● **TRECHO FORNECIDO**
┄┄┄┄┄┄┄┄┄┄┄┄┄┄┄┄┄┄┄┄
O planeta em que vivemos parece sólido, imóvel, eterno. Mas basta olhar para o coração do deserto da Etiópia para perceber que a Terra continua a se transformar sob nossos pés. Por lá, uma fenda de 60 quilômetros de extensão, aberta em setembro de 2005 por uma série de mais de 400 terremotos, é a prova mais visível de que o continente africano está, lentamente, se partindo ao meio.
Mas será mesmo que um novo oceano está nascendo? Ou isso não passa de exagero?
A ciência já comprova: a região da Depressão de Afar, no encontro das placas tectônicas Africana, Somaliana e Arábica, é um verdadeiro laboratório natural do dinamismo geológico da Terra. O magma que sobe à superfície, empurrando as placas para longe umas das outras, abre caminho para uma gigantesca rachadura que, um dia, será inundada pelas águas do Mar Vermelho e do Golfo de Áden. Quando isso acontecer, a África se dividirá em dois blocos e um novo “braço” do Oceano Índico surgirá ali.
┄┄┄┄┄┄┄┄┄┄┄┄┄┄┄┄┄┄┄┄
Registros de dados armazenados:
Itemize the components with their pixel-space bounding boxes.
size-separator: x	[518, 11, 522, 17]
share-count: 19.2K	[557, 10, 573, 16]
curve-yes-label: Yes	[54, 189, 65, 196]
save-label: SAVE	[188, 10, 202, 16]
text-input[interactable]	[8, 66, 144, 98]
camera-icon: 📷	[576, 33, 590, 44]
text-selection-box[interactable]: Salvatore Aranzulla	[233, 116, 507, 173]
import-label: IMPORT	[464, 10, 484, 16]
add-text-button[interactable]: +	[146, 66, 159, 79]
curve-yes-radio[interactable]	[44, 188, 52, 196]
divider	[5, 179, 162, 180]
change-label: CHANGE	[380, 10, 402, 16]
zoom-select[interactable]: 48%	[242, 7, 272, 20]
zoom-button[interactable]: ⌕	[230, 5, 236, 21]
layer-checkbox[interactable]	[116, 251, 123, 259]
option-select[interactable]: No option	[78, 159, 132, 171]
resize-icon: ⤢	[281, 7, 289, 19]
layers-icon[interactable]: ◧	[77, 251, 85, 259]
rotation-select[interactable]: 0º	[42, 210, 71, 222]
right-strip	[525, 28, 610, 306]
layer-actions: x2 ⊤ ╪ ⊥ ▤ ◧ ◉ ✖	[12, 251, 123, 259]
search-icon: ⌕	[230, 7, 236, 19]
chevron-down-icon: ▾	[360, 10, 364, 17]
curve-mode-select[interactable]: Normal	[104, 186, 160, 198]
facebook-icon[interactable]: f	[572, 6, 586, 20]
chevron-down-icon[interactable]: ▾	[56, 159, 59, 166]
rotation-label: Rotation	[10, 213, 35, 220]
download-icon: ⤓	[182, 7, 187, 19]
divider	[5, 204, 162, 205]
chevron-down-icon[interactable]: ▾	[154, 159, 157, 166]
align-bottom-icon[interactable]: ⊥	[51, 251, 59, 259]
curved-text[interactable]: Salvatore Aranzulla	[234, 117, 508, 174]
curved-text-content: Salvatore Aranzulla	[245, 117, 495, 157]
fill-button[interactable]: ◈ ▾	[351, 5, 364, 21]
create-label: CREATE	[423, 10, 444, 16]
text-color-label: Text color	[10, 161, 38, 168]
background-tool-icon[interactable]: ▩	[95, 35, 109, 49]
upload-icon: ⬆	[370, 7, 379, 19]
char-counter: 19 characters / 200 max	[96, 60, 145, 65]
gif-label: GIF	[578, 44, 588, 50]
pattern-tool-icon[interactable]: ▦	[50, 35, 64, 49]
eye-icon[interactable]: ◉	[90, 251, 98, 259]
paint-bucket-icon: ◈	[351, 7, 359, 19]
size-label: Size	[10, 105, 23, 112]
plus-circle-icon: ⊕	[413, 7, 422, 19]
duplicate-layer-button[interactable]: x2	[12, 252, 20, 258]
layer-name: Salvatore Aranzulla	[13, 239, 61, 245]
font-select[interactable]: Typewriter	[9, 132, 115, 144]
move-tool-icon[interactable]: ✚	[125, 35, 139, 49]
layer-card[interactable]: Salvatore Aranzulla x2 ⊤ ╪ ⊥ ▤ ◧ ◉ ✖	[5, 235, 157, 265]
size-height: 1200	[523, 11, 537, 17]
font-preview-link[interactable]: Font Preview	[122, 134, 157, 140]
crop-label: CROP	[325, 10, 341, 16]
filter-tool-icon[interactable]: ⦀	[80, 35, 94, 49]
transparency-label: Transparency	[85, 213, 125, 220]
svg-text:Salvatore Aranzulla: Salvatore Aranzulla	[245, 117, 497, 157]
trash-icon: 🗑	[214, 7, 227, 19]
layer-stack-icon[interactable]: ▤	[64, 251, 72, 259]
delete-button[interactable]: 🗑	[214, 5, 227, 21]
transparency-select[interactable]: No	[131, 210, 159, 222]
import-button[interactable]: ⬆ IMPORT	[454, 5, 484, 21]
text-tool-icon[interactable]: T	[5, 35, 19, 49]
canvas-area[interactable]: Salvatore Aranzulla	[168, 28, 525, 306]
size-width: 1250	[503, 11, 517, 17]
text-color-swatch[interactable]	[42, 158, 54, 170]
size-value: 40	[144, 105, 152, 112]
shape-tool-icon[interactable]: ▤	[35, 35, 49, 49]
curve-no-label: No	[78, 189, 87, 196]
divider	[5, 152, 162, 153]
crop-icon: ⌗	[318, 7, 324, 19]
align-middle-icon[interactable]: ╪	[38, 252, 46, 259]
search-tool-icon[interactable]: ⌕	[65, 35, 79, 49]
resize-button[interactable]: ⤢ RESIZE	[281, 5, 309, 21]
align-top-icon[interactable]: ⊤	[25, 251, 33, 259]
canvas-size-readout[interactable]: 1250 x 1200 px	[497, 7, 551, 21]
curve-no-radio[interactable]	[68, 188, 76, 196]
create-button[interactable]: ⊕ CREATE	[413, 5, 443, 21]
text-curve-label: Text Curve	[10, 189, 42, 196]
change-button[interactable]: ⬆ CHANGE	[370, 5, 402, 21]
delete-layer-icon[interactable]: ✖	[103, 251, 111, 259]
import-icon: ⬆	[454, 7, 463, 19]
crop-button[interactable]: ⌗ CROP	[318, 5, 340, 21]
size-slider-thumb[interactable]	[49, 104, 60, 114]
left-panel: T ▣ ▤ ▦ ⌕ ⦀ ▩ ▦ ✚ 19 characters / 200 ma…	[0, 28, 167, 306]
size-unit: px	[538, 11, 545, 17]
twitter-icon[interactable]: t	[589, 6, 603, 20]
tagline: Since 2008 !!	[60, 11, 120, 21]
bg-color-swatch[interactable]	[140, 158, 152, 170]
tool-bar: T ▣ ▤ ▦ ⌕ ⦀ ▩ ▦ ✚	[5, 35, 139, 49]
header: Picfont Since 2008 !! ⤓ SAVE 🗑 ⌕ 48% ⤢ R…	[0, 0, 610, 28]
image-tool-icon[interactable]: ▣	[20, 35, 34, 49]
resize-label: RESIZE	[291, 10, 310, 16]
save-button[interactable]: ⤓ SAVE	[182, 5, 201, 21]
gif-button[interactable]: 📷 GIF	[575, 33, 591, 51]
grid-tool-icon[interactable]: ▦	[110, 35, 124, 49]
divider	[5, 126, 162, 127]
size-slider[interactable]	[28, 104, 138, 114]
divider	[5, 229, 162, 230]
┄┄┄┄┄┄┄┄┄┄┄┄┄┄┄┄┄┄┄┄
● **TAREFA ATRIBUÍDA A**
Responda às perguntas abaixo com base no texto sobre a divisão da África, uma por linha, usando as mesmas marcações.
(i) Qual é a extensão da fenda aberta no deserto da Etiópia em setembro de 2005?
(ii) Quais placas tectônicas se encontram na Depressão de Afar?
(iii) Por quais águas a rachadura será inundada um dia?
● **TAREFA ATRIBUÍDA B**
Reescreva em forma de lista o parágrafo do texto sobre a divisão da África que começa com "A ciência já comprova", mantendo seus fatos principais.
● **TAREFA ATRIBUÍDA C**
Dê continuidade ao texto sobre a divisão da África a partir da última frase apresentada.

● **RESPOSTA ESPERADA A**
(i) 60 quilômetros.
(ii) As placas Africana, Somaliana e Arábica.
(iii) Pelas águas do Mar Vermelho e do Golfo de Áden.

● **RESPOSTA ESPERADA B**
- A Depressão de Afar fica no encontro das placas tectônicas Africana, Somaliana e Arábica e é um laboratório natural do dinamismo geológico da Terra.
- O magma que sobe à superfície afasta as placas umas das outras e abre uma gigantesca rachadura.
- Um dia, essa rachadura será inundada pelas águas do Mar Vermelho e do Golfo de Áden.
- Quando isso acontecer, a África se dividirá em dois blocos e surgirá ali um novo "braço" do Oceano Índico.

● **RESPOSTA ESPERADA C**
A dúvida não é se isso vai acontecer, mas quando. Pesquisas recentes lideradas pela geocientista Cynthia Ebinger, referência mundial no assunto, apontam que o processo, antes estimado em 5 a 10 milhões de anos, pode levar “apenas” 1 milhão — talvez até menos, se terremotos acelerarem a movimentação.
Ainda assim, é importante não cair em alarmismos: para padrões humanos, esse é um horizonte tão distante que não veremos esse novo oceano nascer. Em outras palavras: é um espetáculo que só nossos descendentes distantes assistirão.
A fenda que cresce na Etiópia é resultado direto do encontro e separação das placas tectônicas naquela região. A placa Arábica se afasta da Africana cerca de 2,5 cm por ano. As placas Somaliana e Africana também se movem, cerca de 0,5 cm/ano cada. Esse movimento cria tensão, libera magma, forma terremotos e abre lentamente uma nova bacia oceânica.
Ou seja: a África não está “quebrando” de uma hora para outra, mas cumprindo um ciclo natural da geologia, que começou há cerca de 45 milhões de anos e ainda vai durar muitos outros.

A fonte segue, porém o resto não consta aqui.